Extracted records
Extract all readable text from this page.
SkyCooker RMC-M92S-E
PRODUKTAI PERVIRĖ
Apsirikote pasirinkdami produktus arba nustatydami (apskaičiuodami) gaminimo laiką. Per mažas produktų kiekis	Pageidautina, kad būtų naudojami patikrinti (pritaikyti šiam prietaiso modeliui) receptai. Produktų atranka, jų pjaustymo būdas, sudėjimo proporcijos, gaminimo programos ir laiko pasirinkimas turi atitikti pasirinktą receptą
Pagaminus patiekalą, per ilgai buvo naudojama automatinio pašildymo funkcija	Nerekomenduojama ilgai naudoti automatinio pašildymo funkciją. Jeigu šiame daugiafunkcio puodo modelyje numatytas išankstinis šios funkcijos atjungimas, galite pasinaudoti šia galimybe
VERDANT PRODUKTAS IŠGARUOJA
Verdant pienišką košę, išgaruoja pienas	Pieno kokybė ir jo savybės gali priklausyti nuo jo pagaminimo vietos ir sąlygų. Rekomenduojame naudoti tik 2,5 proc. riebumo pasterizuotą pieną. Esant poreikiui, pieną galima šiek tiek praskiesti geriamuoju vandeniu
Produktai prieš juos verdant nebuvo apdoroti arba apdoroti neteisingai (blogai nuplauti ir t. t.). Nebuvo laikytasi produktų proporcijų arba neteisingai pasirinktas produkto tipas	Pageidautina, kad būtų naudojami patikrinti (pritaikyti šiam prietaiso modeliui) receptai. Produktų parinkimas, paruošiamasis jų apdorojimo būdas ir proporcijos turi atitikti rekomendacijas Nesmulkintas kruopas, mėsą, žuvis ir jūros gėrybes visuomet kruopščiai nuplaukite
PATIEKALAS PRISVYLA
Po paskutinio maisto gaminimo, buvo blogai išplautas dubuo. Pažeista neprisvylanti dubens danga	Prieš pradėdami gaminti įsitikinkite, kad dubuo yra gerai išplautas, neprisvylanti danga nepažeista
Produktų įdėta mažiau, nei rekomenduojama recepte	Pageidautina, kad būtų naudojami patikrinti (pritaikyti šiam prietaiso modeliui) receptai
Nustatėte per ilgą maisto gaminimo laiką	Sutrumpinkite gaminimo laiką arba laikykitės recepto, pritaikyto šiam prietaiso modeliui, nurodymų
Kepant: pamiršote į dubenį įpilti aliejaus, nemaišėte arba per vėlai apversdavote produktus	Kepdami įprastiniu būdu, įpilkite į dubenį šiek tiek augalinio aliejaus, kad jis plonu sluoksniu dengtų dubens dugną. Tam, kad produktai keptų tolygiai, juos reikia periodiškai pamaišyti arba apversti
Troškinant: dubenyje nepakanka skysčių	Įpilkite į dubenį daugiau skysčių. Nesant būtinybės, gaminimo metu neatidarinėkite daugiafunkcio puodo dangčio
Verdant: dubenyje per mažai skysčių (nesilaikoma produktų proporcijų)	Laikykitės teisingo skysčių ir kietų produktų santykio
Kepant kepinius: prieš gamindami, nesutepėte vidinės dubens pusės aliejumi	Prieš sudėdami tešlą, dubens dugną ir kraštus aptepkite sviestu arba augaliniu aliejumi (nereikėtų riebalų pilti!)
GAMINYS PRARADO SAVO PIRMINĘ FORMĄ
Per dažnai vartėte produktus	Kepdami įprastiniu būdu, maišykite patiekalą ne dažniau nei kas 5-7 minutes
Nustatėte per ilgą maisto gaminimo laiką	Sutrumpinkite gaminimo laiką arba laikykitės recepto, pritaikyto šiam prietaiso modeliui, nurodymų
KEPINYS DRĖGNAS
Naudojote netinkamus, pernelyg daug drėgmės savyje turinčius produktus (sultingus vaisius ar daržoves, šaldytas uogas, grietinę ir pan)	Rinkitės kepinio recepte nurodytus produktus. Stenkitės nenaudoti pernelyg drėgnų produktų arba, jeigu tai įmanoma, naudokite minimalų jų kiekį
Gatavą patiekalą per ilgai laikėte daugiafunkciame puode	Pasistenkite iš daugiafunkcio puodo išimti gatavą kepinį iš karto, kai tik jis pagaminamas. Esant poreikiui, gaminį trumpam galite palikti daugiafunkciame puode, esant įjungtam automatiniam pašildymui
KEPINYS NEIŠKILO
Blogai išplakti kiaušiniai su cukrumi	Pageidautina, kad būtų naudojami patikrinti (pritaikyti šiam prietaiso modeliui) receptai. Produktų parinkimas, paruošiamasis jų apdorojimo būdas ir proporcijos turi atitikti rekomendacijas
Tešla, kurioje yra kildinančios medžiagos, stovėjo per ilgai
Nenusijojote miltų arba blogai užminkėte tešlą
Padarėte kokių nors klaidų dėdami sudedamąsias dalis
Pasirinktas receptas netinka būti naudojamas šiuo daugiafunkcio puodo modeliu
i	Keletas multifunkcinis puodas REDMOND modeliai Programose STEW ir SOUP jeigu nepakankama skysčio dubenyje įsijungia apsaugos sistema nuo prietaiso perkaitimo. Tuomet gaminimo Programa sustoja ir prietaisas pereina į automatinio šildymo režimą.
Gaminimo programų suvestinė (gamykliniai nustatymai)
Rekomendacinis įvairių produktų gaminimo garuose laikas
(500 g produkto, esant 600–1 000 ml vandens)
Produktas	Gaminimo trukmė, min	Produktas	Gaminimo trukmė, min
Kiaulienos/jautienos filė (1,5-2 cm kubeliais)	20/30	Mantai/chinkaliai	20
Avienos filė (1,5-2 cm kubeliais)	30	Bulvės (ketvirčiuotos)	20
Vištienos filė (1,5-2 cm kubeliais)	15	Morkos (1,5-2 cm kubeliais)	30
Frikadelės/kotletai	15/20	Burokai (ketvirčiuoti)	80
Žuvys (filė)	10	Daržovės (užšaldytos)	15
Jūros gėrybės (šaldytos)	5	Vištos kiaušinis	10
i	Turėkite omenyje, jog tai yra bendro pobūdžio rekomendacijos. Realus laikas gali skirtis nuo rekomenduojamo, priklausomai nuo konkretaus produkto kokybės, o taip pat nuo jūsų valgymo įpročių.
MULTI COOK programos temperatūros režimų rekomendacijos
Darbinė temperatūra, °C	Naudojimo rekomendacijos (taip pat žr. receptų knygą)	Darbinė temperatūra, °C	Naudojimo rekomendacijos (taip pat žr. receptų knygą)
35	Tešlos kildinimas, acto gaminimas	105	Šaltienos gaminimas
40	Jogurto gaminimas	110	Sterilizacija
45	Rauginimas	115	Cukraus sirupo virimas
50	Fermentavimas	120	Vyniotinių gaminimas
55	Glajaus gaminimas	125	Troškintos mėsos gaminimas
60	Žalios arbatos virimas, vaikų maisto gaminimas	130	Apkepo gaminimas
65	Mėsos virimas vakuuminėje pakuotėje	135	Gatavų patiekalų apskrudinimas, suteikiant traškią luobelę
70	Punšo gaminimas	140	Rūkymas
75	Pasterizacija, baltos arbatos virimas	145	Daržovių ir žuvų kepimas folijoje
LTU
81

Exercise requirements
Return the listing above in full, character for character.

Output of the exercise
Extract all readable text from this page.
SkyCooker RMC-M92S-E
PRODUKTAI PERVIRĖ
Apsirikote pasirinkdami produktus arba nustatydami (apskaičiuodami) gaminimo laiką. Per mažas produktų kiekis	Pageidautina, kad būtų naudojami patikrinti (pritaikyti šiam prietaiso modeliui) receptai. Produktų atranka, jų pjaustymo būdas, sudėjimo proporcijos, gaminimo programos ir laiko pasirinkimas turi atitikti pasirinktą receptą
Pagaminus patiekalą, per ilgai buvo naudojama automatinio pašildymo funkcija	Nerekomenduojama ilgai naudoti automatinio pašildymo funkciją. Jeigu šiame daugiafunkcio puodo modelyje numatytas išankstinis šios funkcijos atjungimas, galite pasinaudoti šia galimybe
VERDANT PRODUKTAS IŠGARUOJA
Verdant pienišką košę, išgaruoja pienas	Pieno kokybė ir jo savybės gali priklausyti nuo jo pagaminimo vietos ir sąlygų. Rekomenduojame naudoti tik 2,5 proc. riebumo pasterizuotą pieną. Esant poreikiui, pieną galima šiek tiek praskiesti geriamuoju vandeniu
Produktai prieš juos verdant nebuvo apdoroti arba apdoroti neteisingai (blogai nuplauti ir t. t.). Nebuvo laikytasi produktų proporcijų arba neteisingai pasirinktas produkto tipas	Pageidautina, kad būtų naudojami patikrinti (pritaikyti šiam prietaiso modeliui) receptai. Produktų parinkimas, paruošiamasis jų apdorojimo būdas ir proporcijos turi atitikti rekomendacijas Nesmulkintas kruopas, mėsą, žuvis ir jūros gėrybes visuomet kruopščiai nuplaukite
PATIEKALAS PRISVYLA
Po paskutinio maisto gaminimo, buvo blogai išplautas dubuo. Pažeista neprisvylanti dubens danga	Prieš pradėdami gaminti įsitikinkite, kad dubuo yra gerai išplautas, neprisvylanti danga nepažeista
Produktų įdėta mažiau, nei rekomenduojama recepte	Pageidautina, kad būtų naudojami patikrinti (pritaikyti šiam prietaiso modeliui) receptai
Nustatėte per ilgą maisto gaminimo laiką	Sutrumpinkite gaminimo laiką arba laikykitės recepto, pritaikyto šiam prietaiso modeliui, nurodymų
Kepant: pamiršote į dubenį įpilti aliejaus, nemaišėte arba per vėlai apversdavote produktus	Kepdami įprastiniu būdu, įpilkite į dubenį šiek tiek augalinio aliejaus, kad jis plonu sluoksniu dengtų dubens dugną. Tam, kad produktai keptų tolygiai, juos reikia periodiškai pamaišyti arba apversti
Troškinant: dubenyje nepakanka skysčių	Įpilkite į dubenį daugiau skysčių. Nesant būtinybės, gaminimo metu neatidarinėkite daugiafunkcio puodo dangčio
Verdant: dubenyje per mažai skysčių (nesilaikoma produktų proporcijų)	Laikykitės teisingo skysčių ir kietų produktų santykio
Kepant kepinius: prieš gamindami, nesutepėte vidinės dubens pusės aliejumi	Prieš sudėdami tešlą, dubens dugną ir kraštus aptepkite sviestu arba augaliniu aliejumi (nereikėtų riebalų pilti!)
GAMINYS PRARADO SAVO PIRMINĘ FORMĄ
Per dažnai vartėte produktus	Kepdami įprastiniu būdu, maišykite patiekalą ne dažniau nei kas 5-7 minutes
Nustatėte per ilgą maisto gaminimo laiką	Sutrumpinkite gaminimo laiką arba laikykitės recepto, pritaikyto šiam prietaiso modeliui, nurodymų
KEPINYS DRĖGNAS
Naudojote netinkamus, pernelyg daug drėgmės savyje turinčius produktus (sultingus vaisius ar daržoves, šaldytas uogas, grietinę ir pan)	Rinkitės kepinio recepte nurodytus produktus. Stenkitės nenaudoti pernelyg drėgnų produktų arba, jeigu tai įmanoma, naudokite minimalų jų kiekį
Gatavą patiekalą per ilgai laikėte daugiafunkciame puode	Pasistenkite iš daugiafunkcio puodo išimti gatavą kepinį iš karto, kai tik jis pagaminamas. Esant poreikiui, gaminį trumpam galite palikti daugiafunkciame puode, esant įjungtam automatiniam pašildymui
KEPINYS NEIŠKILO
Blogai išplakti kiaušiniai su cukrumi	Pageidautina, kad būtų naudojami patikrinti (pritaikyti šiam prietaiso modeliui) receptai. Produktų parinkimas, paruošiamasis jų apdorojimo būdas ir proporcijos turi atitikti rekomendacijas
Tešla, kurioje yra kildinančios medžiagos, stovėjo per ilgai
Nenusijojote miltų arba blogai užminkėte tešlą
Padarėte kokių nors klaidų dėdami sudedamąsias dalis
Pasirinktas receptas netinka būti naudojamas šiuo daugiafunkcio puodo modeliu
i	Keletas multifunkcinis puodas REDMOND modeliai Programose STEW ir SOUP jeigu nepakankama skysčio dubenyje įsijungia apsaugos sistema nuo prietaiso perkaitimo. Tuomet gaminimo Programa sustoja ir prietaisas pereina į automatinio šildymo režimą.
Gaminimo programų suvestinė (gamykliniai nustatymai)
Rekomendacinis įvairių produktų gaminimo garuose laikas
(500 g produkto, esant 600–1 000 ml vandens)
Produktas	Gaminimo trukmė, min	Produktas	Gaminimo trukmė, min
Kiaulienos/jautienos filė (1,5-2 cm kubeliais)	20/30	Mantai/chinkaliai	20
Avienos filė (1,5-2 cm kubeliais)	30	Bulvės (ketvirčiuotos)	20
Vištienos filė (1,5-2 cm kubeliais)	15	Morkos (1,5-2 cm kubeliais)	30
Frikadelės/kotletai	15/20	Burokai (ketvirčiuoti)	80
Žuvys (filė)	10	Daržovės (užšaldytos)	15
Jūros gėrybės (šaldytos)	5	Vištos kiaušinis	10
i	Turėkite omenyje, jog tai yra bendro pobūdžio rekomendacijos. Realus laikas gali skirtis nuo rekomenduojamo, priklausomai nuo konkretaus produkto kokybės, o taip pat nuo jūsų valgymo įpročių.
MULTI COOK programos temperatūros režimų rekomendacijos
Darbinė temperatūra, °C	Naudojimo rekomendacijos (taip pat žr. receptų knygą)	Darbinė temperatūra, °C	Naudojimo rekomendacijos (taip pat žr. receptų knygą)
35	Tešlos kildinimas, acto gaminimas	105	Šaltienos gaminimas
40	Jogurto gaminimas	110	Sterilizacija
45	Rauginimas	115	Cukraus sirupo virimas
50	Fermentavimas	120	Vyniotinių gaminimas
55	Glajaus gaminimas	125	Troškintos mėsos gaminimas
60	Žalios arbatos virimas, vaikų maisto gaminimas	130	Apkepo gaminimas
65	Mėsos virimas vakuuminėje pakuotėje	135	Gatavų patiekalų apskrudinimas, suteikiant traškią luobelę
70	Punšo gaminimas	140	Rūkymas
75	Pasterizacija, baltos arbatos virimas	145	Daržovių ir žuvų kepimas folijoje
LTU
81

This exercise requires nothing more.